Please write out the material below exactly as given.

#### Information supplied

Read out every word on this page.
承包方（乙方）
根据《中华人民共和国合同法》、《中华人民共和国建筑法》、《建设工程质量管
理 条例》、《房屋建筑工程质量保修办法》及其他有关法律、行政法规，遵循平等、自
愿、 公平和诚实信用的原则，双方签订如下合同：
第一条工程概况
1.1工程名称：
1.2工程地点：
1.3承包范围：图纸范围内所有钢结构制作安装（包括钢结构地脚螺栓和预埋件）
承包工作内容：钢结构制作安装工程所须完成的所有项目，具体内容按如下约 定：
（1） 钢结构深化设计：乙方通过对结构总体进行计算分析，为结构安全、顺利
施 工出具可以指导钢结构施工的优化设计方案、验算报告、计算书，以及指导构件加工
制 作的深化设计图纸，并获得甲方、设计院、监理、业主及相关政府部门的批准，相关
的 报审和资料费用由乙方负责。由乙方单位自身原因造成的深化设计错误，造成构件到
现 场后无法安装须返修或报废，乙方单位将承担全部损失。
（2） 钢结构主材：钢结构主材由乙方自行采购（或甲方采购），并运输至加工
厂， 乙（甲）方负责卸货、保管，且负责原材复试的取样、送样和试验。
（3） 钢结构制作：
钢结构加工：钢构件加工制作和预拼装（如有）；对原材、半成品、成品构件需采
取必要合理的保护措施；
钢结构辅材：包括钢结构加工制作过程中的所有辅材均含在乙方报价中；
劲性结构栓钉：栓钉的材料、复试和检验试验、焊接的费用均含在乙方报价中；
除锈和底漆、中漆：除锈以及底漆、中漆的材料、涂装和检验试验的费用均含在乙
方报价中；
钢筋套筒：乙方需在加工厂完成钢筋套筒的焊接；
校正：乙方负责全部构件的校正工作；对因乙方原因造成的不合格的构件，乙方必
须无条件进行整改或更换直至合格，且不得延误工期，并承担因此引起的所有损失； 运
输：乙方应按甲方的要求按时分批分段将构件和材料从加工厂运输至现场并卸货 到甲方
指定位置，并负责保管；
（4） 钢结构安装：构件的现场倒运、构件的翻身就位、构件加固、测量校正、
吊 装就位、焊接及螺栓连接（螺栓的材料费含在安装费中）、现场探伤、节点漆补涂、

########

**Complete output:**
Read out every word on this page.
承包方（乙方）
根据《中华人民共和国合同法》、《中华人民共和国建筑法》、《建设工程质量管
理 条例》、《房屋建筑工程质量保修办法》及其他有关法律、行政法规，遵循平等、自
愿、 公平和诚实信用的原则，双方签订如下合同：
第一条工程概况
1.1工程名称：
1.2工程地点：
1.3承包范围：图纸范围内所有钢结构制作安装（包括钢结构地脚螺栓和预埋件）
承包工作内容：钢结构制作安装工程所须完成的所有项目，具体内容按如下约 定：
（1） 钢结构深化设计：乙方通过对结构总体进行计算分析，为结构安全、顺利
施 工出具可以指导钢结构施工的优化设计方案、验算报告、计算书，以及指导构件加工
制 作的深化设计图纸，并获得甲方、设计院、监理、业主及相关政府部门的批准，相关
的 报审和资料费用由乙方负责。由乙方单位自身原因造成的深化设计错误，造成构件到
现 场后无法安装须返修或报废，乙方单位将承担全部损失。
（2） 钢结构主材：钢结构主材由乙方自行采购（或甲方采购），并运输至加工
厂， 乙（甲）方负责卸货、保管，且负责原材复试的取样、送样和试验。
（3） 钢结构制作：
钢结构加工：钢构件加工制作和预拼装（如有）；对原材、半成品、成品构件需采
取必要合理的保护措施；
钢结构辅材：包括钢结构加工制作过程中的所有辅材均含在乙方报价中；
劲性结构栓钉：栓钉的材料、复试和检验试验、焊接的费用均含在乙方报价中；
除锈和底漆、中漆：除锈以及底漆、中漆的材料、涂装和检验试验的费用均含在乙
方报价中；
钢筋套筒：乙方需在加工厂完成钢筋套筒的焊接；
校正：乙方负责全部构件的校正工作；对因乙方原因造成的不合格的构件，乙方必
须无条件进行整改或更换直至合格，且不得延误工期，并承担因此引起的所有损失； 运
输：乙方应按甲方的要求按时分批分段将构件和材料从加工厂运输至现场并卸货 到甲方
指定位置，并负责保管；
（4） 钢结构安装：构件的现场倒运、构件的翻身就位、构件加固、测量校正、
吊 装就位、焊接及螺栓连接（螺栓的材料费含在安装费中）、现场探伤、节点漆补涂、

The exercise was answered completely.